*Stated exercise*
Make an exact copy of the entries, and keep any pictures out of it.

*The records*
____________

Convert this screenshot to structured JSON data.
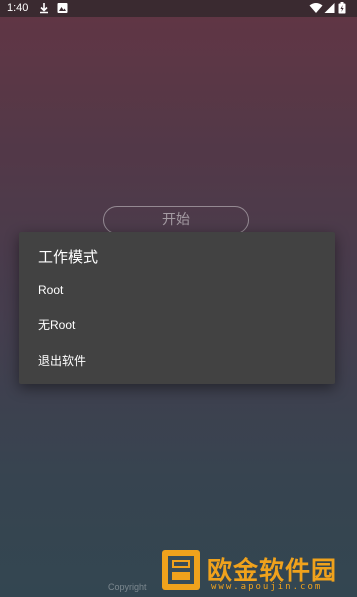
{
  "status_bar": {
    "time": "1:40",
    "icons": [
      "download-icon",
      "image-notification-icon",
      "wifi-icon",
      "signal-icon",
      "battery-icon"
    ]
  },
  "main": {
    "start_button_label": "开始"
  },
  "dialog": {
    "title": "工作模式",
    "items": [
      {
        "label": "Root"
      },
      {
        "label": "无Root"
      },
      {
        "label": "退出软件"
      }
    ]
  },
  "footer": {
    "copyright": "Copyright"
  },
  "watermark": {
    "brand": "欧金软件园",
    "url": "www.apoujin.com"
  },
  "colors": {
    "dialog_bg": "#424242",
    "status_bar_bg": "#3a2a30",
    "watermark_accent": "#f0a21c"
  }
}
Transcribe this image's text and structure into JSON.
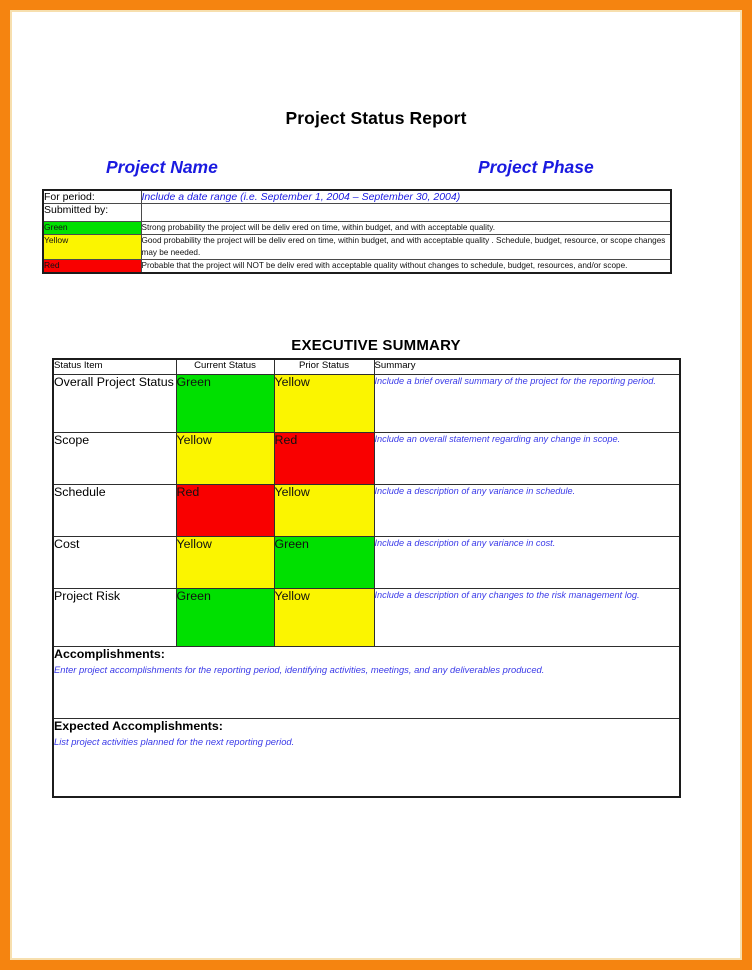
{
  "document": {
    "title": "Project Status Report",
    "project_name_heading": "Project Name",
    "project_phase_heading": "Project Phase",
    "exec_summary_heading": "EXECUTIVE SUMMARY"
  },
  "colors": {
    "page_border": "#f58410",
    "green": "#00e000",
    "yellow": "#fbf500",
    "red": "#f90000",
    "placeholder_text": "#3a3ae8",
    "heading_text": "#1a1ae0"
  },
  "header_table": {
    "for_period_label": "For period:",
    "for_period_value": "Include a date range (i.e. September 1, 2004 – September 30, 2004)",
    "submitted_by_label": "Submitted by:",
    "submitted_by_value": "",
    "legend": [
      {
        "label": "Green",
        "color": "#00e000",
        "description": "Strong probability  the project will be deliv ered on time, within budget, and with acceptable quality."
      },
      {
        "label": "Yellow",
        "color": "#fbf500",
        "description": "Good probability the project will be deliv ered on time, within budget, and with acceptable quality . Schedule, budget, resource, or scope changes may be needed."
      },
      {
        "label": "Red",
        "color": "#f90000",
        "description": "Probable that the project will NOT be deliv ered with acceptable quality without changes to schedule, budget, resources, and/or scope."
      }
    ]
  },
  "exec_summary": {
    "columns": [
      "Status Item",
      "Current Status",
      "Prior Status",
      "Summary"
    ],
    "rows": [
      {
        "item": "Overall Project Status",
        "current_status": "Green",
        "current_color": "#00e000",
        "prior_status": "Yellow",
        "prior_color": "#fbf500",
        "summary": "Include a brief overall summary of the project for the reporting period."
      },
      {
        "item": "Scope",
        "current_status": "Yellow",
        "current_color": "#fbf500",
        "prior_status": "Red",
        "prior_color": "#f90000",
        "summary": "Include an overall statement regarding any change in scope."
      },
      {
        "item": "Schedule",
        "current_status": "Red",
        "current_color": "#f90000",
        "prior_status": "Yellow",
        "prior_color": "#fbf500",
        "summary": "Include a description of any variance in schedule."
      },
      {
        "item": "Cost",
        "current_status": "Yellow",
        "current_color": "#fbf500",
        "prior_status": "Green",
        "prior_color": "#00e000",
        "summary": "Include a description of any variance in cost."
      },
      {
        "item": "Project Risk",
        "current_status": "Green",
        "current_color": "#00e000",
        "prior_status": "Yellow",
        "prior_color": "#fbf500",
        "summary": "Include a description of any changes to the risk management log."
      }
    ]
  },
  "accomplishments": {
    "title": "Accomplishments:",
    "body": "Enter project accomplishments for the reporting period, identifying activities, meetings, and any deliverables produced."
  },
  "expected_accomplishments": {
    "title": "Expected Accomplishments:",
    "body": "List project activities planned for the next reporting period."
  }
}
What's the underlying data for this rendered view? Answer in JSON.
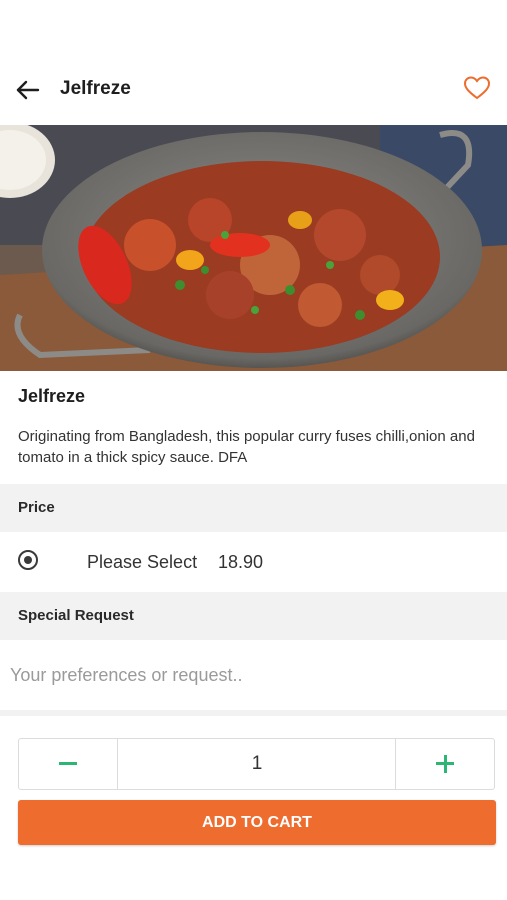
{
  "header": {
    "title": "Jelfreze",
    "back_icon": "arrow-left-icon",
    "favorite_icon": "heart-outline-icon"
  },
  "item": {
    "name": "Jelfreze",
    "description": "Originating from Bangladesh, this popular curry fuses chilli,onion and tomato in a thick spicy sauce. DFA"
  },
  "price_section": {
    "label": "Price",
    "options": [
      {
        "label": "Please Select",
        "price": "18.90",
        "selected": true
      }
    ]
  },
  "special_request": {
    "label": "Special Request",
    "value": "",
    "placeholder": "Your preferences or request.."
  },
  "quantity": {
    "value": "1"
  },
  "cart": {
    "button_label": "ADD TO CART"
  },
  "colors": {
    "accent": "#ee6c2d",
    "stepper_icon": "#2bb673",
    "section_bg": "#f2f2f2"
  }
}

____________

*The reply*
Convert this screenshot to structured JSON data.
{
  "status_bar": {
    "time": "1:40",
    "icons": [
      "download-icon",
      "image-notification-icon",
      "wifi-icon",
      "signal-icon",
      "battery-icon"
    ]
  },
  "main": {
    "start_button_label": "开始"
  },
  "dialog": {
    "title": "工作模式",
    "items": [
      {
        "label": "Root"
      },
      {
        "label": "无Root"
      },
      {
        "label": "退出软件"
      }
    ]
  },
  "footer": {
    "copyright": "Copyright"
  },
  "watermark": {
    "brand": "欧金软件园",
    "url": "www.apoujin.com"
  },
  "colors": {
    "dialog_bg": "#424242",
    "status_bar_bg": "#3a2a30",
    "watermark_accent": "#f0a21c"
  }
}
Transcribe this image's text and structure into JSON.
{
  "document": {
    "title": "Project Status Report",
    "project_name_heading": "Project Name",
    "project_phase_heading": "Project Phase",
    "exec_summary_heading": "EXECUTIVE SUMMARY"
  },
  "colors": {
    "page_border": "#f58410",
    "green": "#00e000",
    "yellow": "#fbf500",
    "red": "#f90000",
    "placeholder_text": "#3a3ae8",
    "heading_text": "#1a1ae0"
  },
  "header_table": {
    "for_period_label": "For period:",
    "for_period_value": "Include a date range (i.e. September 1, 2004 – September 30, 2004)",
    "submitted_by_label": "Submitted by:",
    "submitted_by_value": "",
    "legend": [
      {
        "label": "Green",
        "color": "#00e000",
        "description": "Strong probability  the project will be deliv ered on time, within budget, and with acceptable quality."
      },
      {
        "label": "Yellow",
        "color": "#fbf500",
        "description": "Good probability the project will be deliv ered on time, within budget, and with acceptable quality . Schedule, budget, resource, or scope changes may be needed."
      },
      {
        "label": "Red",
        "color": "#f90000",
        "description": "Probable that the project will NOT be deliv ered with acceptable quality without changes to schedule, budget, resources, and/or scope."
      }
    ]
  },
  "exec_summary": {
    "columns": [
      "Status Item",
      "Current Status",
      "Prior Status",
      "Summary"
    ],
    "rows": [
      {
        "item": "Overall Project Status",
        "current_status": "Green",
        "current_color": "#00e000",
        "prior_status": "Yellow",
        "prior_color": "#fbf500",
        "summary": "Include a brief overall summary of the project for the reporting period."
      },
      {
        "item": "Scope",
        "current_status": "Yellow",
        "current_color": "#fbf500",
        "prior_status": "Red",
        "prior_color": "#f90000",
        "summary": "Include an overall statement regarding any change in scope."
      },
      {
        "item": "Schedule",
        "current_status": "Red",
        "current_color": "#f90000",
        "prior_status": "Yellow",
        "prior_color": "#fbf500",
        "summary": "Include a description of any variance in schedule."
      },
      {
        "item": "Cost",
        "current_status": "Yellow",
        "current_color": "#fbf500",
        "prior_status": "Green",
        "prior_color": "#00e000",
        "summary": "Include a description of any variance in cost."
      },
      {
        "item": "Project Risk",
        "current_status": "Green",
        "current_color": "#00e000",
        "prior_status": "Yellow",
        "prior_color": "#fbf500",
        "summary": "Include a description of any changes to the risk management log."
      }
    ]
  },
  "accomplishments": {
    "title": "Accomplishments:",
    "body": "Enter project accomplishments for the reporting period, identifying activities, meetings, and any deliverables produced."
  },
  "expected_accomplishments": {
    "title": "Expected Accomplishments:",
    "body": "List project activities planned for the next reporting period."
  }
}
What's the underlying data for this rendered view? Answer in JSON.
{
  "header": {
    "title": "Jelfreze",
    "back_icon": "arrow-left-icon",
    "favorite_icon": "heart-outline-icon"
  },
  "item": {
    "name": "Jelfreze",
    "description": "Originating from Bangladesh, this popular curry fuses chilli,onion and tomato in a thick spicy sauce. DFA"
  },
  "price_section": {
    "label": "Price",
    "options": [
      {
        "label": "Please Select",
        "price": "18.90",
        "selected": true
      }
    ]
  },
  "special_request": {
    "label": "Special Request",
    "value": "",
    "placeholder": "Your preferences or request.."
  },
  "quantity": {
    "value": "1"
  },
  "cart": {
    "button_label": "ADD TO CART"
  },
  "colors": {
    "accent": "#ee6c2d",
    "stepper_icon": "#2bb673",
    "section_bg": "#f2f2f2"
  }
}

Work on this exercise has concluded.